___ RECORDS TO USE
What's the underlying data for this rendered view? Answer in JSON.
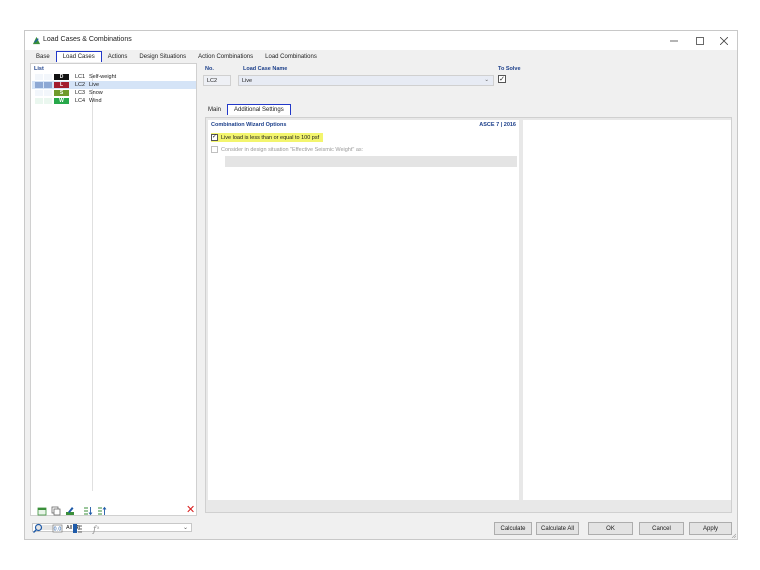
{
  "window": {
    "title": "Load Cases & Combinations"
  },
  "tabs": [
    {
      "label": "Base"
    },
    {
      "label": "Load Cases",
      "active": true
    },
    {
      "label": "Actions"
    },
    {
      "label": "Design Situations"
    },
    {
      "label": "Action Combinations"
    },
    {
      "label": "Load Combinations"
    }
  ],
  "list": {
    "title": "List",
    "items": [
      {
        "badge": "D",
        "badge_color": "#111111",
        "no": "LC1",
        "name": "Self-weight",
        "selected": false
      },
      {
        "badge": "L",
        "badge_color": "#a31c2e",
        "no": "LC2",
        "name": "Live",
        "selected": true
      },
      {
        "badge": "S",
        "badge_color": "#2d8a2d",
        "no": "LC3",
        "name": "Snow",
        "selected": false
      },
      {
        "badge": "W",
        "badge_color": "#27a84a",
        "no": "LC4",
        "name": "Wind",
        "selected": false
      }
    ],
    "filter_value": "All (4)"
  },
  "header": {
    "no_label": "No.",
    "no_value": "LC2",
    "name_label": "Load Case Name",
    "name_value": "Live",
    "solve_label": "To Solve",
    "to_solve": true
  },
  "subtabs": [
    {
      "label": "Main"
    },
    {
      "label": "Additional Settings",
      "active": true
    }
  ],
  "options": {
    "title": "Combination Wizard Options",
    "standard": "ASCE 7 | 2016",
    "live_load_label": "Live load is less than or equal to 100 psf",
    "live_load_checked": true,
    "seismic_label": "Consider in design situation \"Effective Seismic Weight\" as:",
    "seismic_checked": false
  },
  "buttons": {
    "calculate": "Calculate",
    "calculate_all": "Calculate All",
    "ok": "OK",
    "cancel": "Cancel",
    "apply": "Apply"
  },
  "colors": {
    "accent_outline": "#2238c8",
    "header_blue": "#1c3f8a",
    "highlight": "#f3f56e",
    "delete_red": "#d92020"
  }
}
______
___ RECORDS TO USE
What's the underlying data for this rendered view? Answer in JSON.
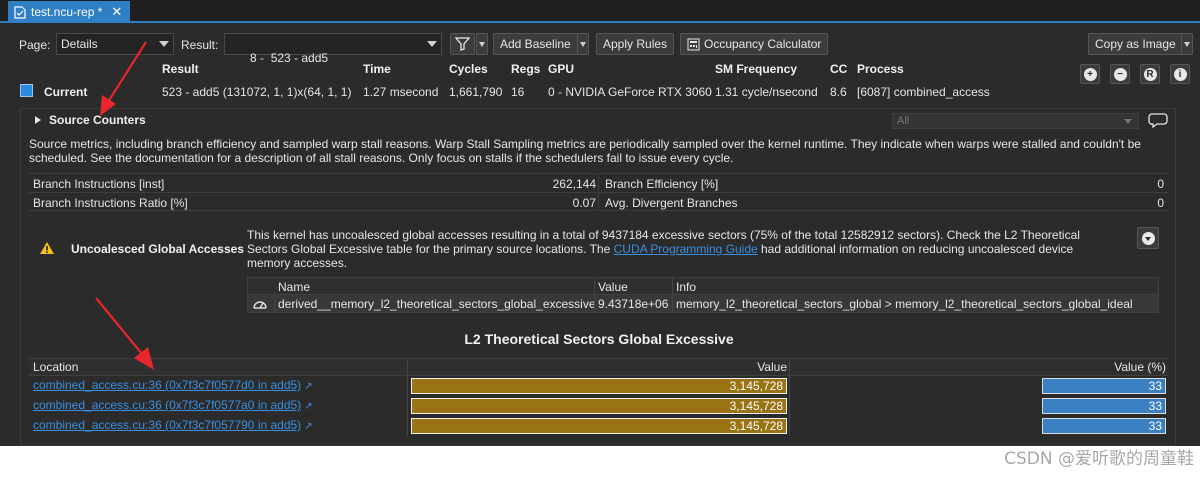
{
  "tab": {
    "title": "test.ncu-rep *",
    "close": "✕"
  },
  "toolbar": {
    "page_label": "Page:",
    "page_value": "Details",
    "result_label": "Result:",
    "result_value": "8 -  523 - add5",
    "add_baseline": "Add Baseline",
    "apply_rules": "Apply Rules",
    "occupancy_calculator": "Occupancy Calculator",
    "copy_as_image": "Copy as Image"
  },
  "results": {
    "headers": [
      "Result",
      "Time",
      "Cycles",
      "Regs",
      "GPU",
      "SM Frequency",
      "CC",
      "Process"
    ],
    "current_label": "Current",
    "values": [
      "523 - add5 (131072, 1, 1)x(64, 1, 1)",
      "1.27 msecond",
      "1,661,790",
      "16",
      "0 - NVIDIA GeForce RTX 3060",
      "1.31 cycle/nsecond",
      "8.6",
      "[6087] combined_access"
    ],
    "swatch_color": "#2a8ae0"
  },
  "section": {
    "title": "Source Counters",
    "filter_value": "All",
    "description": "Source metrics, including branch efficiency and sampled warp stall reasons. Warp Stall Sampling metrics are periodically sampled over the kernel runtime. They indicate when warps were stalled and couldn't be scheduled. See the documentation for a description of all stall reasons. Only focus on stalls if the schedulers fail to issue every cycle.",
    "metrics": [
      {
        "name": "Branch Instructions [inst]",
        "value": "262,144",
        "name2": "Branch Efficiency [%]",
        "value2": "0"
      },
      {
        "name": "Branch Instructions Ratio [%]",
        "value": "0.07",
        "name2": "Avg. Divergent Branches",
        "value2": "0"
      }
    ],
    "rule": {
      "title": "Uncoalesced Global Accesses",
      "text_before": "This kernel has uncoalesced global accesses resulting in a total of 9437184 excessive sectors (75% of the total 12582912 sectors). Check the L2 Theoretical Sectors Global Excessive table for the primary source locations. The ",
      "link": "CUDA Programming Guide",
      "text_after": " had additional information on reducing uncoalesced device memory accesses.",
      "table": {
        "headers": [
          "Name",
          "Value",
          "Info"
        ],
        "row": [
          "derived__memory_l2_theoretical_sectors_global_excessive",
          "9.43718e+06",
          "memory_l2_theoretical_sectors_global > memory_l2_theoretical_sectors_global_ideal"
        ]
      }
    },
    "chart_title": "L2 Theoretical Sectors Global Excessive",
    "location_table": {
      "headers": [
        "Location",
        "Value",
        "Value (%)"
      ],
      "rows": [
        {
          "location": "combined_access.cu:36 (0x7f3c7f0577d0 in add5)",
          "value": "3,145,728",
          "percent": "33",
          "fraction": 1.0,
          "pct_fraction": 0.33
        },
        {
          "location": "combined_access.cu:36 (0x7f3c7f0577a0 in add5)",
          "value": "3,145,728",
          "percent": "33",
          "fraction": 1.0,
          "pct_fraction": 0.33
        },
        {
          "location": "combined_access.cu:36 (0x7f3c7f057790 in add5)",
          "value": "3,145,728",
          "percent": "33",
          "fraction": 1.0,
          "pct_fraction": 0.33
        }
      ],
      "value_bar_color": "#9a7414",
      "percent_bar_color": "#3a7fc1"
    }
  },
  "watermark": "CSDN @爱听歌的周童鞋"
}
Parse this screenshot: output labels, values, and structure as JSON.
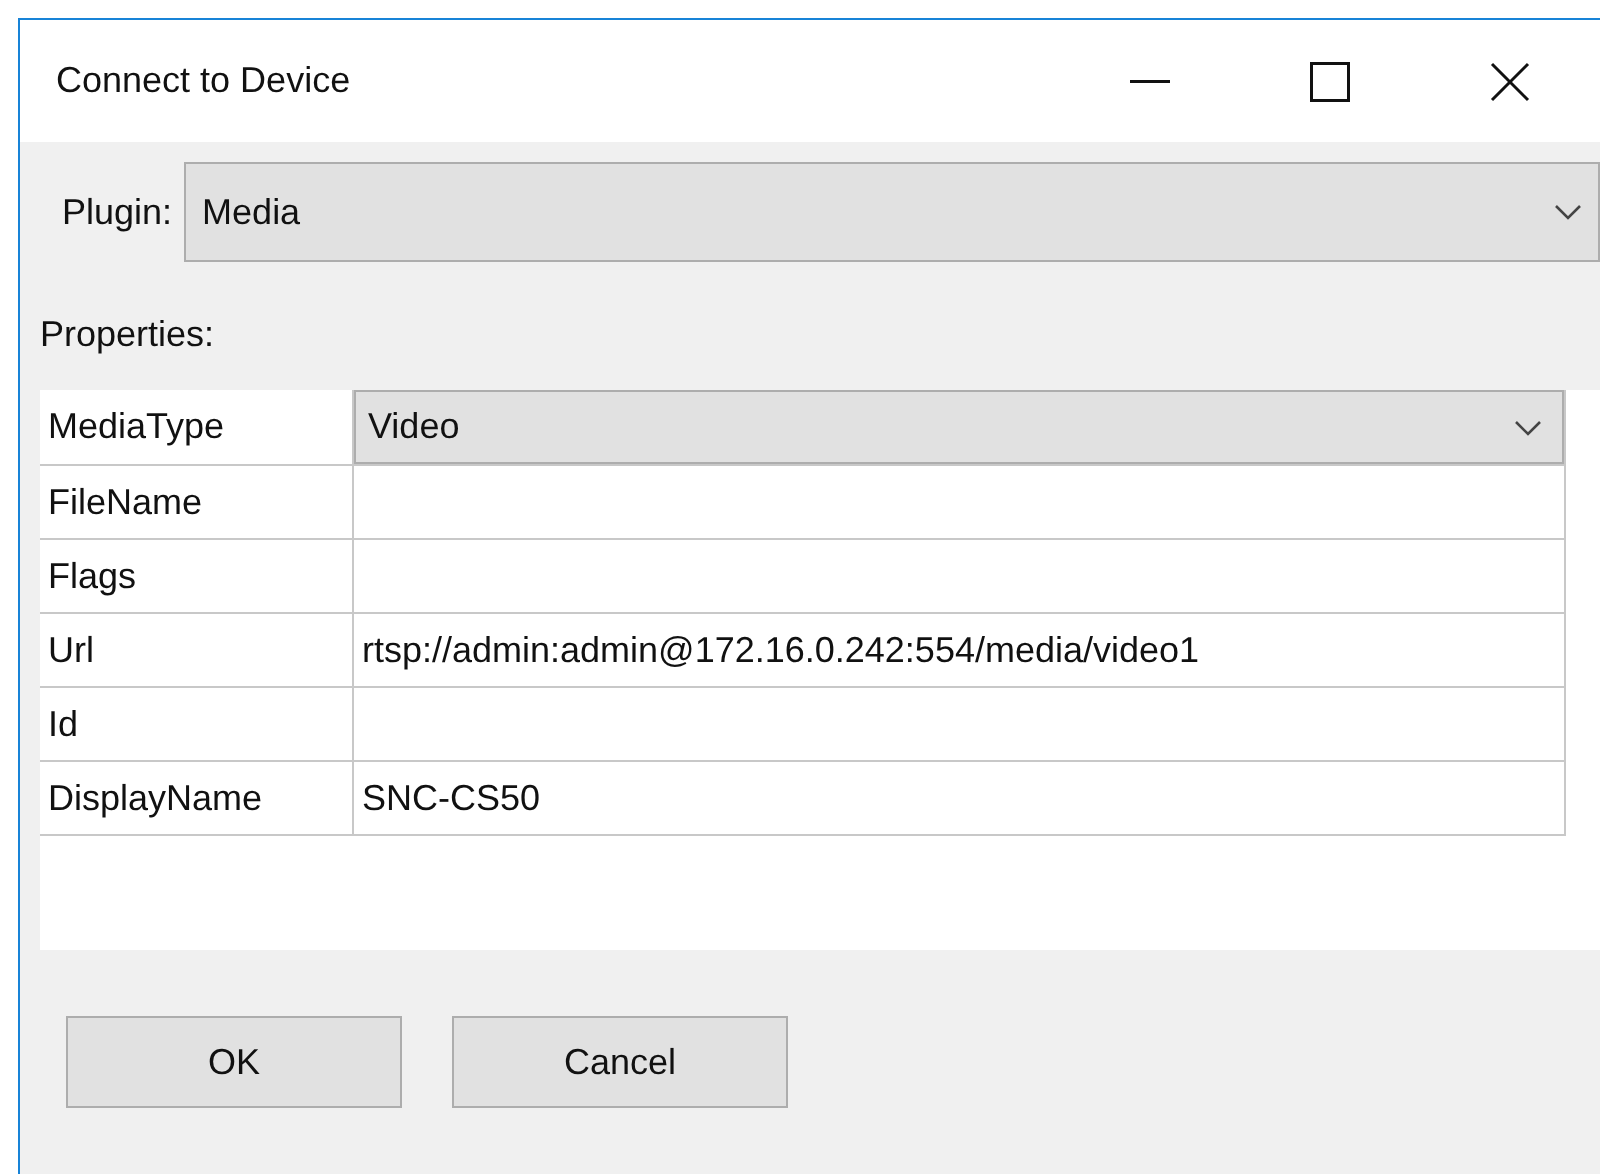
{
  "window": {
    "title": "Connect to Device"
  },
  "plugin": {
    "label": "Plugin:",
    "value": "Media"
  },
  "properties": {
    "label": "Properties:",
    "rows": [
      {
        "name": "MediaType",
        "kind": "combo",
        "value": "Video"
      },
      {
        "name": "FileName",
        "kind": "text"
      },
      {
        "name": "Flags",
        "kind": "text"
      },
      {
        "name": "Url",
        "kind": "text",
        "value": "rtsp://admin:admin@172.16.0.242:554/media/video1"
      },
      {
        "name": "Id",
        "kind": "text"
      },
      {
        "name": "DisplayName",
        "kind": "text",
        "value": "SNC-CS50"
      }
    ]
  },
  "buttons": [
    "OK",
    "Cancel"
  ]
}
______
Gather each line of the records holding the string "Apply".

EXPECTED ANSWER:
    "apply": "Apply"
    "apply_rules": "Apply Rules",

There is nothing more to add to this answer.